> **Selected excerpt**
** BEGIN **

🌲🌱Fieldnotes in Environmental Communication: Week of February 11, 2021
How forests think + Helping Whales By Helping People + Getting Started with Nature Journaling + More!

Hi everyone, welcome back to Wild Ones, a bi-weekly digest by me, Gavin Lamb, about news, ideas, research, and tips in environmental communication. If you’re new, welcome! Today, in my midweek update, I share my ‘fieldnotes’ in environmental communication, with ideas, tips and tools I’m exploring at the moment. You can read more about why I started Wild Ones here. Sign up here to get these digests in your inbox:
📚 What I’m reading
How Forests Think: Toward an Anthropology Beyond the Human by Eduardo Kohn.
“Can forests think? Do dogs dream? In this astonishing book, Eduardo Kohn challenges the very foundations of anthropology, calling into question our central assumptions about what it means to be human—and thus distinct from all other life forms. Based on four years of fieldwork among the Runa of Ecuador’s Upper Amazon, Eduardo Kohn draws on his rich ethnography to explore how Amazonians interact with the many creatures that inhabit one of the world’s most complex ecosystems.”
I’m a big fan of this book. I first read it a few years ago in a graduate course in environmental anthropology and it has stuck with me over the years. I picked it up again last week and am reading through it again…slowly.
There are a few challenging sections dealing with Kohn’s unique, ‘beyond-the-human’ approach to semiotic theory. But much of the book is written in an engaging narrative style with lots of examples to illustrate his effort to show how human language is not radically separate from nonhuman modes of communicating but emerges from forms of communication fundamental to all life.
In sum, for Kohn, “Thinking forests is not a metaphor.” Forests think. And this book explores how they do it, along with everyone else, both human and nonhuman ‘selves.’
Here’s a brief excerpt from the introduction to give a sense of his writing:
“Settling down to sleep under our hunting camp’s thatch lean-to in the foothills of Sumaco Volcano, Juanicu warned me, “Sleep faceup! If a jaguar comes he’ll see you can look back at him and he won’t bother you. If you sleep facedown he’ll think you’re aicha [prey; lit., “meat” in Quichua] and he’ll attack.” If, Juanicu was saying, a jaguar sees you as a being capable of looking back—a self like himself, a you—he’ll leave you alone. But if he should come to see you as prey—an it—you may well become dead meat.”
🎧 What I’m listening to
Save The Wild Podcast. Episode 4: Helping Whales By Helping People:
“Whales of Guerrero is an inspiring research program on Mexico's Pacific coast. From studying humpback whales to promoting education and public health, this organization empowers the community of Barra de Potosi to solve its own problems. This inspiring program is a model for how conservationists can protect wildlife by meeting the needs of local people.”
An interview on the Edge Effects podcast with Megan Raby, Associate Professor of environmental history at the University of Wisconsin Madison, about her 2017 book “American Tropics: The Caribbean Roots of Biodiversity Science”

** END **

> **Short exercise a**
Answer these questions using the newsletter:
(i) How many years of fieldwork among the Runa is the book by Eduardo Kohn based on?
(ii) On which coast is the Whales of Guerrero research program located?
(iii) What is the title of Megan Raby's 2017 book?

> **Extracted data**

** BEGIN **

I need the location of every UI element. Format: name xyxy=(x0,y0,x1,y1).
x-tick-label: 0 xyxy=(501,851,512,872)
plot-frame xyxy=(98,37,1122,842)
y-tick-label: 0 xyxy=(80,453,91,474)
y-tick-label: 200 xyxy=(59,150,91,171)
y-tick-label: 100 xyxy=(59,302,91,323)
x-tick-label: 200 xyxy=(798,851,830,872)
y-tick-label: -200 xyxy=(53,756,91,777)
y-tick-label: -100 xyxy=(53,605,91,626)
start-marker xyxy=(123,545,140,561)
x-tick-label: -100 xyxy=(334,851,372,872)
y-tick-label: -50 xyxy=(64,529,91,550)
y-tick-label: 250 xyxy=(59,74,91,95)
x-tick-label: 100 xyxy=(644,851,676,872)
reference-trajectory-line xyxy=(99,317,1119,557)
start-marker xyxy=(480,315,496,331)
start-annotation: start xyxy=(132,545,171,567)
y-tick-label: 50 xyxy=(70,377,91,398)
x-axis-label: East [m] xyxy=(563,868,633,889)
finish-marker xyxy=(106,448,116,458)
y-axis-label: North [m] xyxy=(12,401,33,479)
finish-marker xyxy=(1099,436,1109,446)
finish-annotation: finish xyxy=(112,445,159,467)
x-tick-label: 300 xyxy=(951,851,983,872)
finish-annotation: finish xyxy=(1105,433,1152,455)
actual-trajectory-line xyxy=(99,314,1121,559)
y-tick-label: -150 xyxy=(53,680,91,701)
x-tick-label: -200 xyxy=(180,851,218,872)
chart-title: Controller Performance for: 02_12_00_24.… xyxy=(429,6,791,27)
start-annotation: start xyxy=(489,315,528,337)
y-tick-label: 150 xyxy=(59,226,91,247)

** END **

> **Short exercise b**
Extract the lines of the records exactly, starting with the first line of the records and going on through the line with "start-annotation: start xyxy=(132,545,171,567)", both included.

> **Exercise answer a**
(i) Four years.
(ii) Mexico's Pacific coast.
(iii) "American Tropics: The Caribbean Roots of Biodiversity Science"

> **Exercise answer b**
I need the location of every UI element. Format: name xyxy=(x0,y0,x1,y1).
x-tick-label: 0 xyxy=(501,851,512,872)
plot-frame xyxy=(98,37,1122,842)
y-tick-label: 0 xyxy=(80,453,91,474)
y-tick-label: 200 xyxy=(59,150,91,171)
y-tick-label: 100 xyxy=(59,302,91,323)
x-tick-label: 200 xyxy=(798,851,830,872)
y-tick-label: -200 xyxy=(53,756,91,777)
y-tick-label: -100 xyxy=(53,605,91,626)
start-marker xyxy=(123,545,140,561)
x-tick-label: -100 xyxy=(334,851,372,872)
y-tick-label: -50 xyxy=(64,529,91,550)
y-tick-label: 250 xyxy=(59,74,91,95)
x-tick-label: 100 xyxy=(644,851,676,872)
reference-trajectory-line xyxy=(99,317,1119,557)
start-marker xyxy=(480,315,496,331)
start-annotation: start xyxy=(132,545,171,567)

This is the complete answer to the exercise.